12-T.C.Anayasası,Siyasi Partiler
Yasası,Türk Ceza Yasası ve
bilhassa Belediyeler
Yasası'na
aykırı olarak sergilenen olayların sorumluları hakkında gerekli
yasal ve idari işlemler kısa zamanda sonuçlandırılmalı ve bu
tür olayların tekrarlanmaması için her kademede kesin önlemler
alınmalıdır.
13-Kıyafetle
ilgili kanuna aykırı olarak ortaya çıkan ve Türkiye’yi çağdışı
bir görünüme yöneltecek uygulamalara mani olunmalı, bu konudaki
kanun ve Anayasa Mahkemesi kararları taviz verilmeden öncelikle ve
özellikle kamu kurum ve kuruluşlarında titizlikle uygulanmalıdır.
14- Çeşitli
nedenlerle verilen, kısa ve uzun namlulu silahlara ait ruhsat
işlemleri polis ve jandarma bölgeleri esas alınarak yeniden
düzenlenmeli, bu konuda kısıtlamalar getirilmeli, özellikle
pompalı tüfeklere olan talep dikkatle değerlendirilmelidir.

## [Kaynak Malzeme]

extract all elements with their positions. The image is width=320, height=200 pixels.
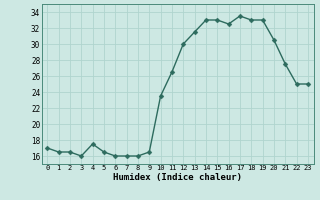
X-axis label: Humidex (Indice chaleur): Humidex (Indice chaleur) bbox=[113, 173, 242, 182]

## [Alıştırmanın Amacı]
Verilen metne göre kısa ve uzun namlulu silahlara ait ruhsat işlemleri hangi bölgeler esas alınarak yeniden düzenlenmelidir? Bu çalışmada satırlara gerek yoktur.

## [Yanıt]
Polis ve jandarma bölgeleri esas alınarak yeniden düzenlenmelidir.